[Dataset rows]
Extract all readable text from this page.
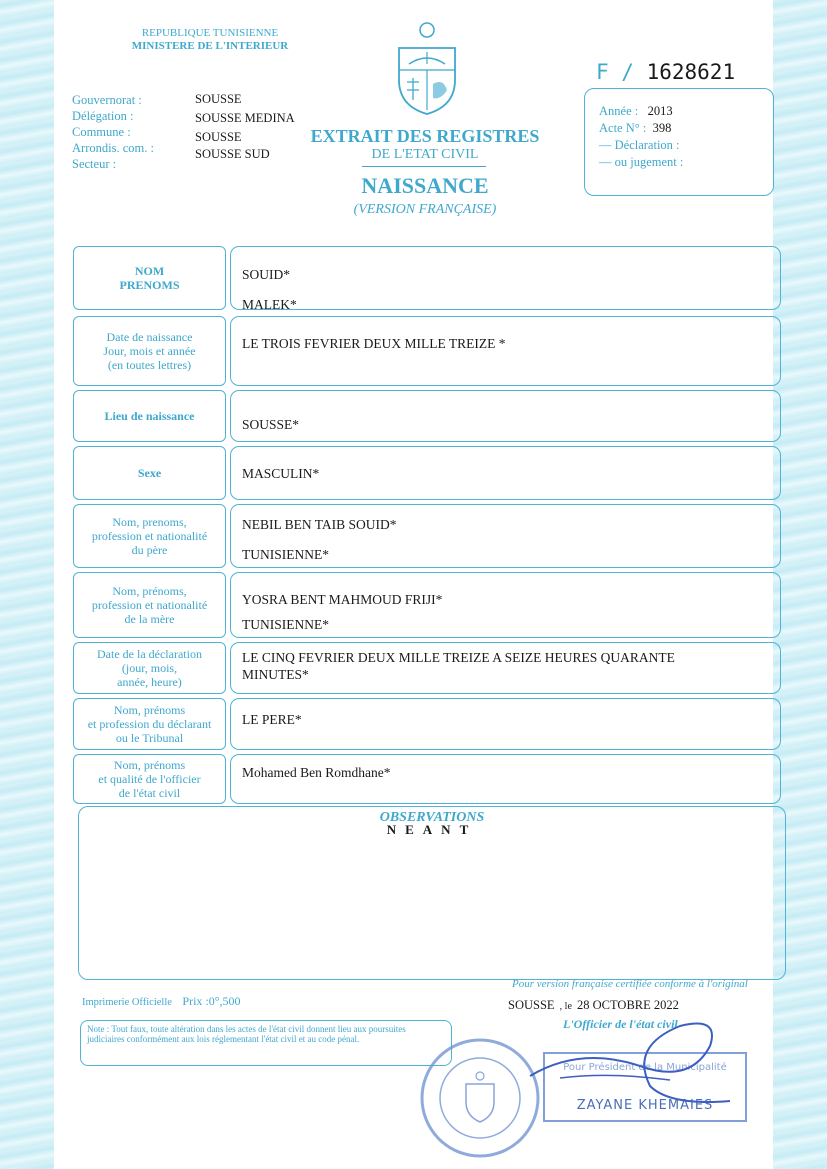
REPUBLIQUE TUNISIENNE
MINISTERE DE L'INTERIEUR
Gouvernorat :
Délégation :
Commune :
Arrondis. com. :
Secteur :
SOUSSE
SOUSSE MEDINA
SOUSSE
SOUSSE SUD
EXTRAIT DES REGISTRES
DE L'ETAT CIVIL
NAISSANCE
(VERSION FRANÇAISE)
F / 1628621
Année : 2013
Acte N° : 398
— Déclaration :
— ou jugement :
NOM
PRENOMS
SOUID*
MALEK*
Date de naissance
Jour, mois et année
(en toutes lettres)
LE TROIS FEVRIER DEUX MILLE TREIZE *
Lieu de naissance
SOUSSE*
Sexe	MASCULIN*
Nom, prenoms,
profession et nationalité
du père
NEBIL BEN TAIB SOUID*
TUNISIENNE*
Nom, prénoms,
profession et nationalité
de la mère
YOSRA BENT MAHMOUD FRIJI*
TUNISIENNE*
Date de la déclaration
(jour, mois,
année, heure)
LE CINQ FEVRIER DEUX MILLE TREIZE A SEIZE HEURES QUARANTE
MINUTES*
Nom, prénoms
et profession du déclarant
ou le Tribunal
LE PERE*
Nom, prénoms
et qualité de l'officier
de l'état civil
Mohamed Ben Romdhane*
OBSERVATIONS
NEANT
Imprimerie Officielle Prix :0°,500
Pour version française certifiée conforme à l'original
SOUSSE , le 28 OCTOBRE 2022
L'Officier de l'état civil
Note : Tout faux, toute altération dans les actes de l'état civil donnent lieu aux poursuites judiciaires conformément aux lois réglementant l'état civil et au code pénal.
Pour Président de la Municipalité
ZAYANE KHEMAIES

* [What is needed]: Look through the lines above and collect those with the word "FEVRIER".

* [Result for this exercise]:
LE TROIS FEVRIER DEUX MILLE TREIZE *
LE CINQ FEVRIER DEUX MILLE TREIZE A SEIZE HEURES QUARANTE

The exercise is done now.